[A run of records]
[Start]

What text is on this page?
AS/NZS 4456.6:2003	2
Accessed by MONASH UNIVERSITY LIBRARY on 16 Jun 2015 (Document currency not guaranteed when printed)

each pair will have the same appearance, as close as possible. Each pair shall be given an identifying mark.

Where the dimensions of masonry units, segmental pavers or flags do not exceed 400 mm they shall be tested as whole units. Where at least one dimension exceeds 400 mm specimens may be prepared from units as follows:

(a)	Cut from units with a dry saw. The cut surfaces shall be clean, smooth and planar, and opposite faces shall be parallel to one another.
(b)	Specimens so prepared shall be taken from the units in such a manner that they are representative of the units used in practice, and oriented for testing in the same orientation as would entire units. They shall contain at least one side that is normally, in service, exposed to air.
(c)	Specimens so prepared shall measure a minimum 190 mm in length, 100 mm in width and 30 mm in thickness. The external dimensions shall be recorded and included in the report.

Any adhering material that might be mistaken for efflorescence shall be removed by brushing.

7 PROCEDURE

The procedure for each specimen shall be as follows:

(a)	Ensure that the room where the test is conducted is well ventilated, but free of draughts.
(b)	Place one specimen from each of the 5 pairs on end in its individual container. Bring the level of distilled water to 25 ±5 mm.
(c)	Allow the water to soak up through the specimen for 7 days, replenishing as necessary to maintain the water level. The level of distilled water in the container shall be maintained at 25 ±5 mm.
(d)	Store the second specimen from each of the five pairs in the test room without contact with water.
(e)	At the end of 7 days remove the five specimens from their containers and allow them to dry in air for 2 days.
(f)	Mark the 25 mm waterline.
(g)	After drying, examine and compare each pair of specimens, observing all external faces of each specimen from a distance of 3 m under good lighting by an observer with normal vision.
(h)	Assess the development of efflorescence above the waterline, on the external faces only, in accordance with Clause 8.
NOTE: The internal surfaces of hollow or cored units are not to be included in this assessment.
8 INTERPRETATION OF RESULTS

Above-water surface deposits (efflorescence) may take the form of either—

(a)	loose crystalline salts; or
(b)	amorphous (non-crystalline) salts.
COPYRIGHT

[End]
[Start]

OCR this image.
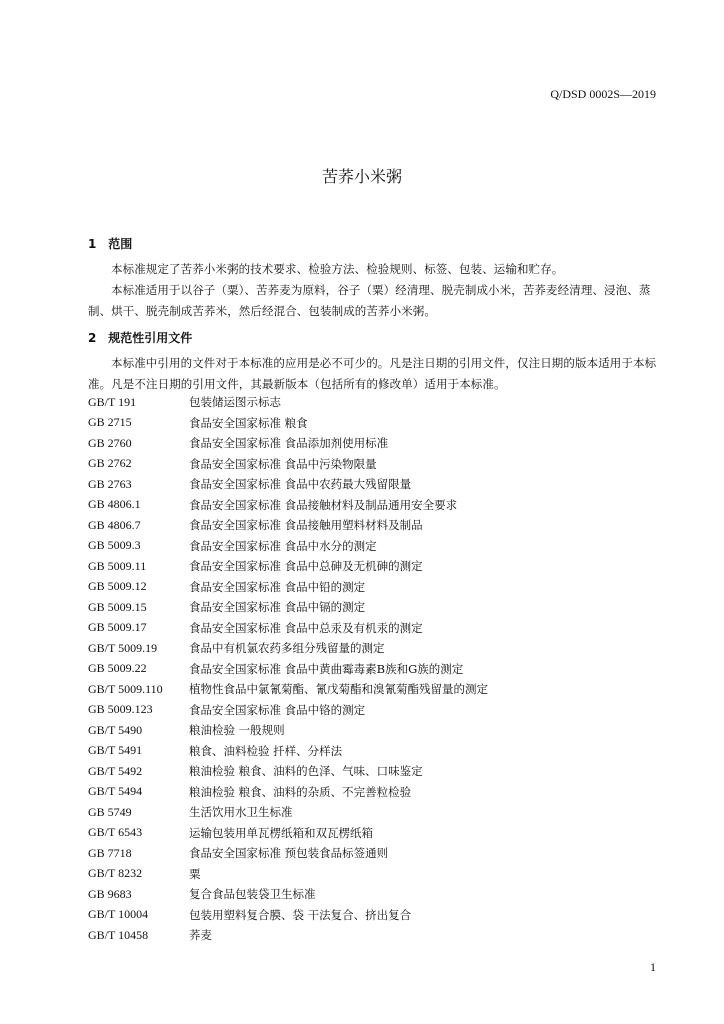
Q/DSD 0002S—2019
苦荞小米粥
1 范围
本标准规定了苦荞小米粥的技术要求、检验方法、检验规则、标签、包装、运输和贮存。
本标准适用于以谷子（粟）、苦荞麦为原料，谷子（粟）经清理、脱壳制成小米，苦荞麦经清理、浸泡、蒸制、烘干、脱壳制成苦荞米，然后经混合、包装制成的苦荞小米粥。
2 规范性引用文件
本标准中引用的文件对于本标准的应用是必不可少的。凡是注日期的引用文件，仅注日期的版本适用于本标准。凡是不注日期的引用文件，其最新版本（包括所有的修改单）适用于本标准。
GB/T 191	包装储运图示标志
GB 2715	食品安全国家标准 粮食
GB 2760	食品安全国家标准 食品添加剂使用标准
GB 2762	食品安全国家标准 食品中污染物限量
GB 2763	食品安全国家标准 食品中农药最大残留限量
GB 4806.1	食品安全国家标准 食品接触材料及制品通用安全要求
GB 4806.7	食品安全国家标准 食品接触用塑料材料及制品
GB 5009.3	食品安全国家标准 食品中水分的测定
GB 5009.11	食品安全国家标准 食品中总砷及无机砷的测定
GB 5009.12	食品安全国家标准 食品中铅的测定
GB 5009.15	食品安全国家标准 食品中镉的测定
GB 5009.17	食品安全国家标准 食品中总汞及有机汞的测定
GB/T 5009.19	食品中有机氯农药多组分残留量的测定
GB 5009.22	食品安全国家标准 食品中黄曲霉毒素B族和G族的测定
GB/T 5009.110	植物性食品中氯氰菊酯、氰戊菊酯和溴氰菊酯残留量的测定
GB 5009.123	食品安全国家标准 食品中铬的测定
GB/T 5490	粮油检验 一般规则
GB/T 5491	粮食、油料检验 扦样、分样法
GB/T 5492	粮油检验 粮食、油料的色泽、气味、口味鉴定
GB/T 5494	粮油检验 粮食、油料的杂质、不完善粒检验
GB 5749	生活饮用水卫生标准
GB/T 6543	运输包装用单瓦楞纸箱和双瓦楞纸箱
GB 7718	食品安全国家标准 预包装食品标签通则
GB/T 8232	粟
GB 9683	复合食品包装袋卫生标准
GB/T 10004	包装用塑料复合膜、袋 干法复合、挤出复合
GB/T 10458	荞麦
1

[End]
[Start]

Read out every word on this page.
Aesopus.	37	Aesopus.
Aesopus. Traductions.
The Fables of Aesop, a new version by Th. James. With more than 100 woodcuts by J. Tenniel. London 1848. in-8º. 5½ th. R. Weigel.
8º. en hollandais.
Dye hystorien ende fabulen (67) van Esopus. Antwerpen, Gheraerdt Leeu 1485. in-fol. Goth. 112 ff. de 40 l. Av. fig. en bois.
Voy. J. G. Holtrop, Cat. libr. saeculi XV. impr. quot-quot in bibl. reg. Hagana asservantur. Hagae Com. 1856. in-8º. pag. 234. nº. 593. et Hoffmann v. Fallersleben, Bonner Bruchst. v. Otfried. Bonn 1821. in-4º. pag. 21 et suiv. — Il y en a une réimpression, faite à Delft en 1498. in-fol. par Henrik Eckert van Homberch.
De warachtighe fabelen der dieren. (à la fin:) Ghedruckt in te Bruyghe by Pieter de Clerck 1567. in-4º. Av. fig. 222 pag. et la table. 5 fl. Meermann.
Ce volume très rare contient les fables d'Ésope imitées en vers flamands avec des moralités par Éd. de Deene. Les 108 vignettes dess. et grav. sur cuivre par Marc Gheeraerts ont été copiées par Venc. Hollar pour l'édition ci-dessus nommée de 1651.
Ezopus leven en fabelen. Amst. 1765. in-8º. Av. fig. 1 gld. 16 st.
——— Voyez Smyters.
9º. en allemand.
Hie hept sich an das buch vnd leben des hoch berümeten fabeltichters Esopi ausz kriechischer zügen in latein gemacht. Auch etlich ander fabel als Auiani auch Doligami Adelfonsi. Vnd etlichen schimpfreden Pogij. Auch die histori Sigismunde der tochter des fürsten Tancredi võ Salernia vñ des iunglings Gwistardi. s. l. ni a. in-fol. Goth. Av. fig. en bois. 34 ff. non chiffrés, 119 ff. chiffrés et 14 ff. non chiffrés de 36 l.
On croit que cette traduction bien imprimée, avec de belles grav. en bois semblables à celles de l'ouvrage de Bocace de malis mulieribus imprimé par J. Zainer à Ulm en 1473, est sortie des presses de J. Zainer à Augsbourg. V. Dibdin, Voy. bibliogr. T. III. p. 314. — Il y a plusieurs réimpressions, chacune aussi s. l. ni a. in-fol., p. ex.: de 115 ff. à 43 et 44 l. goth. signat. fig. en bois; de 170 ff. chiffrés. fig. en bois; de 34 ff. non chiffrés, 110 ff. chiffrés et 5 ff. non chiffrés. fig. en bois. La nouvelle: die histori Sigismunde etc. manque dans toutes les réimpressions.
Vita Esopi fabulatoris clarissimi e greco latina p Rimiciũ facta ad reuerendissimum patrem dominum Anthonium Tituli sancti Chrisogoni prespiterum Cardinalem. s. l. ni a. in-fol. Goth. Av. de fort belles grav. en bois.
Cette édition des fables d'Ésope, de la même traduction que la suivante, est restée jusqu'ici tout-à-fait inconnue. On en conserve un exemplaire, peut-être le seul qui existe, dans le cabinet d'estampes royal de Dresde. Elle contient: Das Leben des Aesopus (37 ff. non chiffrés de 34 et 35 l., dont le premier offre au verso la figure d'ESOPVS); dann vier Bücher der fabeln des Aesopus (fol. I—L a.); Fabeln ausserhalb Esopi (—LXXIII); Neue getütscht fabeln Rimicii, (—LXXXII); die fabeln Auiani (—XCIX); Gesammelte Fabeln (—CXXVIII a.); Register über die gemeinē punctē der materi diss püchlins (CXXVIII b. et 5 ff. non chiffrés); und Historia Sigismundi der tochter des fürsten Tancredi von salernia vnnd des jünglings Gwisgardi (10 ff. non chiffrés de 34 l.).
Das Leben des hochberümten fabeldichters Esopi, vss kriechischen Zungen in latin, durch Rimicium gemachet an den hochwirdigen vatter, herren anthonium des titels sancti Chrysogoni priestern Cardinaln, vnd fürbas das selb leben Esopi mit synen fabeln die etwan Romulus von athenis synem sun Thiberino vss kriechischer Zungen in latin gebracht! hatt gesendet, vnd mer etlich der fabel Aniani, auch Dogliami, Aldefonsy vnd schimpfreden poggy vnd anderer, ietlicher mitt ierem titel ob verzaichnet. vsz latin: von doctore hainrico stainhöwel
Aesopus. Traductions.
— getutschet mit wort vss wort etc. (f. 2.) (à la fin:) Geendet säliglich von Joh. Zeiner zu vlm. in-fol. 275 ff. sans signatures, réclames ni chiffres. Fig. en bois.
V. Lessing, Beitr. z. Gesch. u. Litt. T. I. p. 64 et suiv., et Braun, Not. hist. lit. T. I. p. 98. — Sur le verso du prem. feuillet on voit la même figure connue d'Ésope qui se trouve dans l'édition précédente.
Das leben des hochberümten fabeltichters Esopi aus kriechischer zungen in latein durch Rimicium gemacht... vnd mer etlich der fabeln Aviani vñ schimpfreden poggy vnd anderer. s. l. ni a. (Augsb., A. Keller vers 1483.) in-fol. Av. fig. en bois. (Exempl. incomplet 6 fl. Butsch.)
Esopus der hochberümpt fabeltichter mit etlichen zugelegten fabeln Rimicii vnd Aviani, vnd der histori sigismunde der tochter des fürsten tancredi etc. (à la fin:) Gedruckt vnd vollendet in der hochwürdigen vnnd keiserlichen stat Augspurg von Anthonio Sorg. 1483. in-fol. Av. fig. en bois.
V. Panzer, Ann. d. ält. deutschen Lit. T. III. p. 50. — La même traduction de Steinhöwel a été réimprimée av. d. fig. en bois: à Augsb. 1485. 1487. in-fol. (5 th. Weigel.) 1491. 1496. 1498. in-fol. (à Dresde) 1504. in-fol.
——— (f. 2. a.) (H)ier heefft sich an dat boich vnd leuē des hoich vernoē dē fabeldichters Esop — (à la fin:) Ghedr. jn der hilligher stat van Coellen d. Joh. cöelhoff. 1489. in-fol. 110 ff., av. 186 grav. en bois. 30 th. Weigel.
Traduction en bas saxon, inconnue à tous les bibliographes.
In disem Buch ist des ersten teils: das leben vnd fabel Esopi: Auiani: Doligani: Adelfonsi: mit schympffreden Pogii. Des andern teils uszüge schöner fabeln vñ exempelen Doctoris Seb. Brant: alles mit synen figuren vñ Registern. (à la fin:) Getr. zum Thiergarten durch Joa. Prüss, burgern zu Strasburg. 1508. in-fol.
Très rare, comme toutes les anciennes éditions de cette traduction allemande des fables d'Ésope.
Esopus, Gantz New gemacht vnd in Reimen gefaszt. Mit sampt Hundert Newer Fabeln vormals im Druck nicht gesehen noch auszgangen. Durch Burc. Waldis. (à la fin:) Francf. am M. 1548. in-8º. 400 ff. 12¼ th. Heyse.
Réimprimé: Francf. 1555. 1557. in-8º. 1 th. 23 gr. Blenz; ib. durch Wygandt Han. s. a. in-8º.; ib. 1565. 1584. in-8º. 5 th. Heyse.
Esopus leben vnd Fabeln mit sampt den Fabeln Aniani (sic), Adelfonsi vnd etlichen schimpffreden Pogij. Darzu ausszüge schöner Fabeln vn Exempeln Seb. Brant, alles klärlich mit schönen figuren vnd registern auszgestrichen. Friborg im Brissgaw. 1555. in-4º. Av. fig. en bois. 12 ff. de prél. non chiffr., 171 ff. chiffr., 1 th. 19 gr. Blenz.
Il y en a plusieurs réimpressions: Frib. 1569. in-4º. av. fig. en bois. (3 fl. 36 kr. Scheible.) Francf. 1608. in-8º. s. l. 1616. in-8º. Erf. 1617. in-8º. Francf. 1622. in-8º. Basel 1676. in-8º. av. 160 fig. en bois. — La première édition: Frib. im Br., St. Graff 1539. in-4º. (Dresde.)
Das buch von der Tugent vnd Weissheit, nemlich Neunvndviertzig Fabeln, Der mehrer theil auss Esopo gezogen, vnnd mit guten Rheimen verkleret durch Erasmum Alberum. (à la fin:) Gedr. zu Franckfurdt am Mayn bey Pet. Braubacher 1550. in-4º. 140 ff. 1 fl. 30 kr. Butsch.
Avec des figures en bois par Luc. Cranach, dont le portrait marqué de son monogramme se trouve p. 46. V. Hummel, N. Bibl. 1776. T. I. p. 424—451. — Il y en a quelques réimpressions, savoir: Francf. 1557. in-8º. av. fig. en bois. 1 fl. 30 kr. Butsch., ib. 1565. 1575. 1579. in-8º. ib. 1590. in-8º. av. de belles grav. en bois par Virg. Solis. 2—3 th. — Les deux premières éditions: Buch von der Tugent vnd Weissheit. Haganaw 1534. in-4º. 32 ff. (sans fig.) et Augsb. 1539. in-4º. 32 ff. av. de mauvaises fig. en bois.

[End]

■ **WRITTEN REQUEST**:
The required output is the number of lines containing the word "alles", and nothing besides.

■ **SOLUTION FOR THIS PROBLEM**:
2